Given records start

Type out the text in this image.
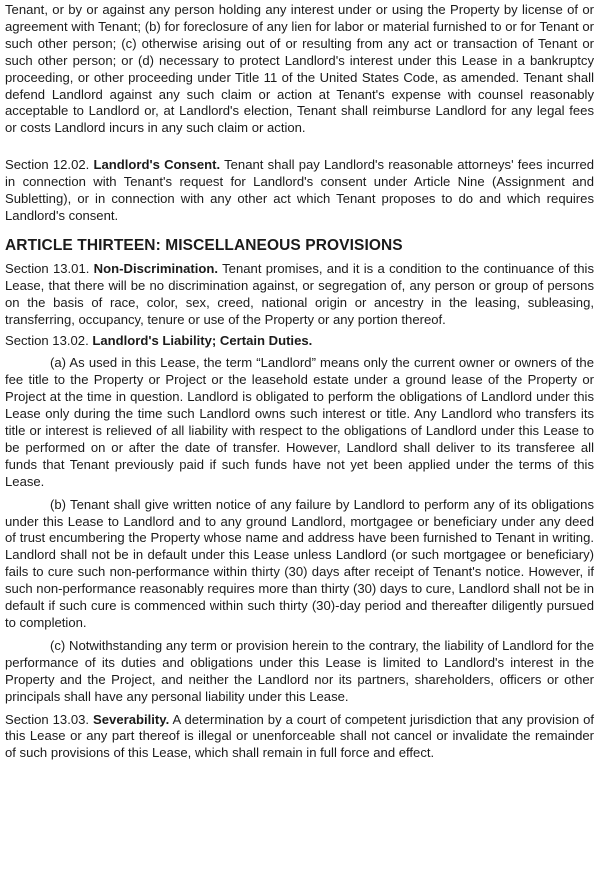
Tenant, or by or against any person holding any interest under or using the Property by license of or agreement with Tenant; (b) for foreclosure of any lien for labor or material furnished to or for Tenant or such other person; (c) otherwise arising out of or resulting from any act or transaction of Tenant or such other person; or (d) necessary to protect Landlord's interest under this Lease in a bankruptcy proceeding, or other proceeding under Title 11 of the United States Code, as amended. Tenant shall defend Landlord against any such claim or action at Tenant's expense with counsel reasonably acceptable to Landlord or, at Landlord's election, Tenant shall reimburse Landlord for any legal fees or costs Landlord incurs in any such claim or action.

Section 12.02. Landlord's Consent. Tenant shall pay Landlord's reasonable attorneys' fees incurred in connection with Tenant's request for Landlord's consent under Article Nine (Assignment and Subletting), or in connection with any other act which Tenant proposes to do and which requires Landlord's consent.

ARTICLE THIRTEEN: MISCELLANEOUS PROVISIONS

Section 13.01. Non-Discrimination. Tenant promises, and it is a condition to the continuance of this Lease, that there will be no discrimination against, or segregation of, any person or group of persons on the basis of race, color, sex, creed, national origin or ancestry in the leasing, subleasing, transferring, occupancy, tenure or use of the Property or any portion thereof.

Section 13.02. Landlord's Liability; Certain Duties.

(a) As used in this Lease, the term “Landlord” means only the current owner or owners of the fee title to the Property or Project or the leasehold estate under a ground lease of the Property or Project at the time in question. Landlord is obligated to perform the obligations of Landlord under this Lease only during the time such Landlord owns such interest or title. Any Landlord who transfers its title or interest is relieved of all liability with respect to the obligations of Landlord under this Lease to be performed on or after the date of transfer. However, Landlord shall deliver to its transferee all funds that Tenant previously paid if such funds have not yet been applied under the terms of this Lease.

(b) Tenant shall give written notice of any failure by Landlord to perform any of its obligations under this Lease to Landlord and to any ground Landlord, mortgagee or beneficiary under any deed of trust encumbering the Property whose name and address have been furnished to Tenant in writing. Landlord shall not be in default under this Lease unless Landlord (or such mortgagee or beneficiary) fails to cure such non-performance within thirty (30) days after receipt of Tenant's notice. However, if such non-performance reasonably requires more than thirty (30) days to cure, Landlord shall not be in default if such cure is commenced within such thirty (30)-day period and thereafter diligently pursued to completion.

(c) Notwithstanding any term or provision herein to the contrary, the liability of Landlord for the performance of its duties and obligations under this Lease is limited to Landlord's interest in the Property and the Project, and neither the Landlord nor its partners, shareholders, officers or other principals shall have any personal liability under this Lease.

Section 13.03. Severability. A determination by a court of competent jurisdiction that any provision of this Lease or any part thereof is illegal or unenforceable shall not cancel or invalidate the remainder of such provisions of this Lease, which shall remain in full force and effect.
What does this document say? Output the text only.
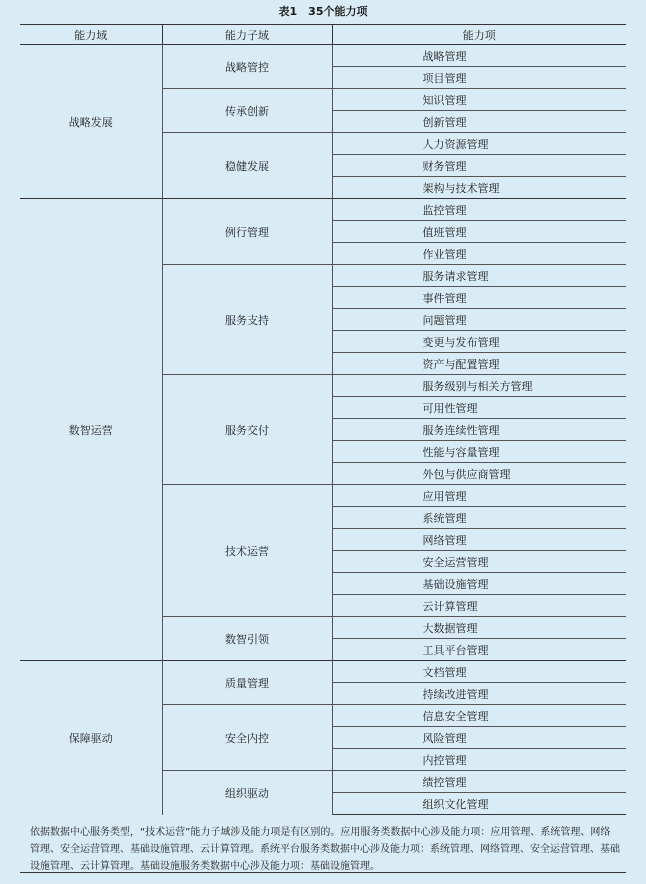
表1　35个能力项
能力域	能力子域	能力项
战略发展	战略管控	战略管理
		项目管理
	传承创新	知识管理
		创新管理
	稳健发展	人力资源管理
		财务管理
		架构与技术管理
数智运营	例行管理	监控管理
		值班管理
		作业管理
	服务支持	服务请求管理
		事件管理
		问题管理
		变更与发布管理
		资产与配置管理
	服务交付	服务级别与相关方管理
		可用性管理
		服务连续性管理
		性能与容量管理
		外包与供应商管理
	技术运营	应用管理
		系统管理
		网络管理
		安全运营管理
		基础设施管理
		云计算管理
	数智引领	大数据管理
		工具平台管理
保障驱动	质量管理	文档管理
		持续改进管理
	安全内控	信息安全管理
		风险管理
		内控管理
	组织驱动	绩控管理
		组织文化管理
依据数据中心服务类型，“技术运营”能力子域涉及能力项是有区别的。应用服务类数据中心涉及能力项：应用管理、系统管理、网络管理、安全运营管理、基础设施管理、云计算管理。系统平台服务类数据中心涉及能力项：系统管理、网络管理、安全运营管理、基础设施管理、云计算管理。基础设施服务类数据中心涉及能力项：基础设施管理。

Given records end
Given records start

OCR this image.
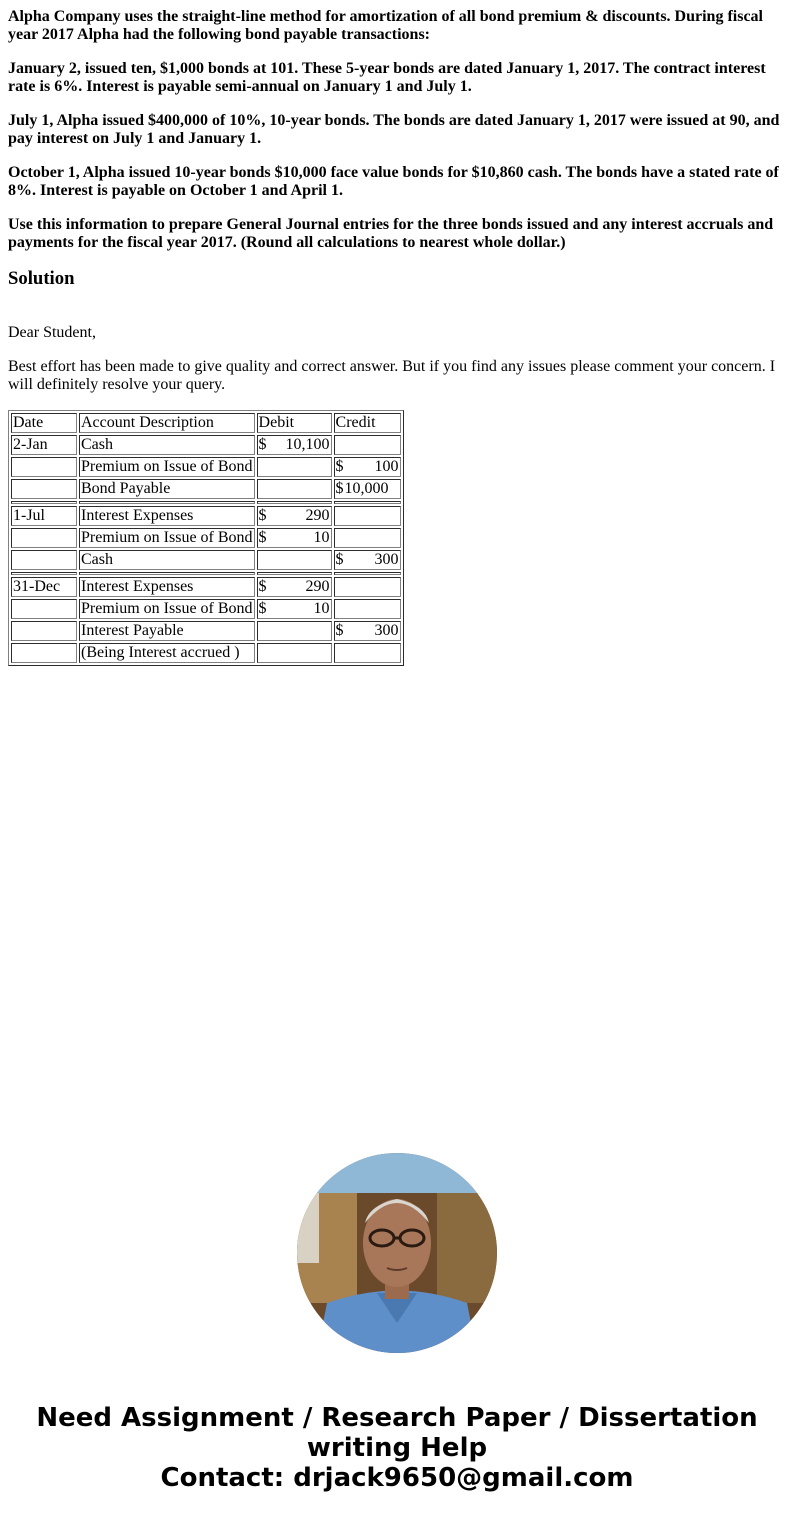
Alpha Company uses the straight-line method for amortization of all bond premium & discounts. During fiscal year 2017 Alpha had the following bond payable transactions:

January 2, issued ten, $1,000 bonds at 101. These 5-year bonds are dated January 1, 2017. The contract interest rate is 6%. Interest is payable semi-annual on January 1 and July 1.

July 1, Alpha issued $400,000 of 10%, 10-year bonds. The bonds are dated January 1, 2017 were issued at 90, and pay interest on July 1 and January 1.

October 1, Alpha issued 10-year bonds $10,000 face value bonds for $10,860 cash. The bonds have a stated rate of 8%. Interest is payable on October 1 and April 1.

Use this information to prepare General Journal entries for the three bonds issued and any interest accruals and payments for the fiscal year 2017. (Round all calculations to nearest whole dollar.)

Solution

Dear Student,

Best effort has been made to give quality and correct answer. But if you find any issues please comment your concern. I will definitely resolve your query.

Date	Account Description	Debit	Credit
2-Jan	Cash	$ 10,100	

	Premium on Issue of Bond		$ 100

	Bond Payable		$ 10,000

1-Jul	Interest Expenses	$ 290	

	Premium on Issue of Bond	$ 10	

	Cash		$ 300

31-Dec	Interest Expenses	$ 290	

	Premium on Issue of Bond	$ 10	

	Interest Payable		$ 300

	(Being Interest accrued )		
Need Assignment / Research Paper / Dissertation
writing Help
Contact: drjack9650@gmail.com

Given records end
Given records start

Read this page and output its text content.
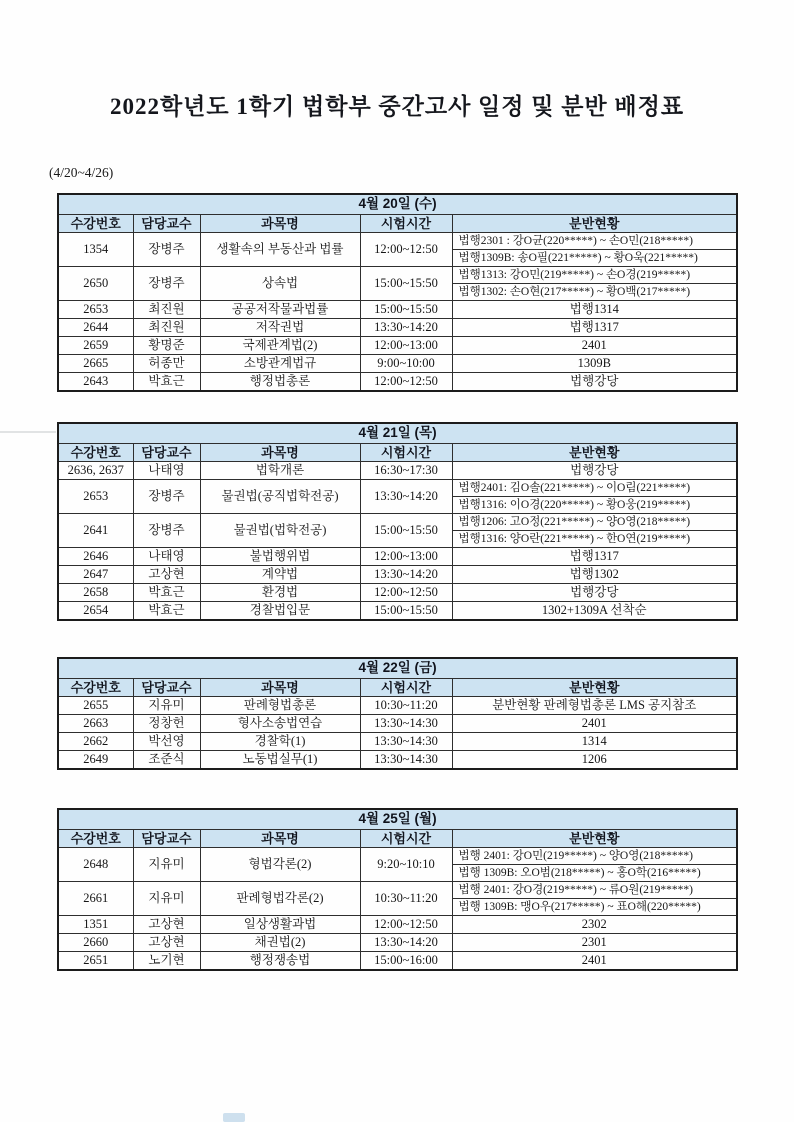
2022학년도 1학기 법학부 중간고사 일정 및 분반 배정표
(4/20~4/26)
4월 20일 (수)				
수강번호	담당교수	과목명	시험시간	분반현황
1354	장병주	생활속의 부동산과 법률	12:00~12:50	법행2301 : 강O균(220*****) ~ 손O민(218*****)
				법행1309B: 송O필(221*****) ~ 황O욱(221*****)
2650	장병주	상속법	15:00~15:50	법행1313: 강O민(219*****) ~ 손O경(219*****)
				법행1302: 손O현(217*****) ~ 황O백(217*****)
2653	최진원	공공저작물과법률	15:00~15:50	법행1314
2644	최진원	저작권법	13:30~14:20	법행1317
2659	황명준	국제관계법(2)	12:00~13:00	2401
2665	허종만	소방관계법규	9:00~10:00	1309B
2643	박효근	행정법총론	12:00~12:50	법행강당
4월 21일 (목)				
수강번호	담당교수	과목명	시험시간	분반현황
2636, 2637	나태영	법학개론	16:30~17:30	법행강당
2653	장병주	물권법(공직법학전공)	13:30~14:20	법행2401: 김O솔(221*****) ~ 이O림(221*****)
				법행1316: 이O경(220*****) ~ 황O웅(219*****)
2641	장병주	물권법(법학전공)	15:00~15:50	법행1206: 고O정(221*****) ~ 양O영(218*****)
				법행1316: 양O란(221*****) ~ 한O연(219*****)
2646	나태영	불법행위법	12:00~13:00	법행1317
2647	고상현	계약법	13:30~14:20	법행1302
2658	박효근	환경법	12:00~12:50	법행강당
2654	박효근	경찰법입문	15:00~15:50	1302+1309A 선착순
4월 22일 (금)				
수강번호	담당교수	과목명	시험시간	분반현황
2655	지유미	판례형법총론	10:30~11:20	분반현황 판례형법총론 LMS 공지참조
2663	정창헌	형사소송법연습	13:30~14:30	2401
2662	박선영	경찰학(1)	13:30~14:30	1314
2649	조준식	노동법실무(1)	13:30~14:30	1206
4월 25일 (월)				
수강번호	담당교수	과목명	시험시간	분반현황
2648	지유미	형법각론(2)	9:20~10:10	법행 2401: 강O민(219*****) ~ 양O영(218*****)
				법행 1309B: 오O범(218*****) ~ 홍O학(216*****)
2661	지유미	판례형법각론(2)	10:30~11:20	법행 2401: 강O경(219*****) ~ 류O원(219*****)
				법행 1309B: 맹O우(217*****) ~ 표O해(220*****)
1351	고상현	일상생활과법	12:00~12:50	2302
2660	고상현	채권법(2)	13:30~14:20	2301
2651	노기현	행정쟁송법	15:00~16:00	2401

Given records end

Stated exercise. Extract all lines containing the word "법행강당".

The result.
2643	박효근	행정법총론	12:00~12:50	법행강당
2636, 2637	나태영	법학개론	16:30~17:30	법행강당
2658	박효근	환경법	12:00~12:50	법행강당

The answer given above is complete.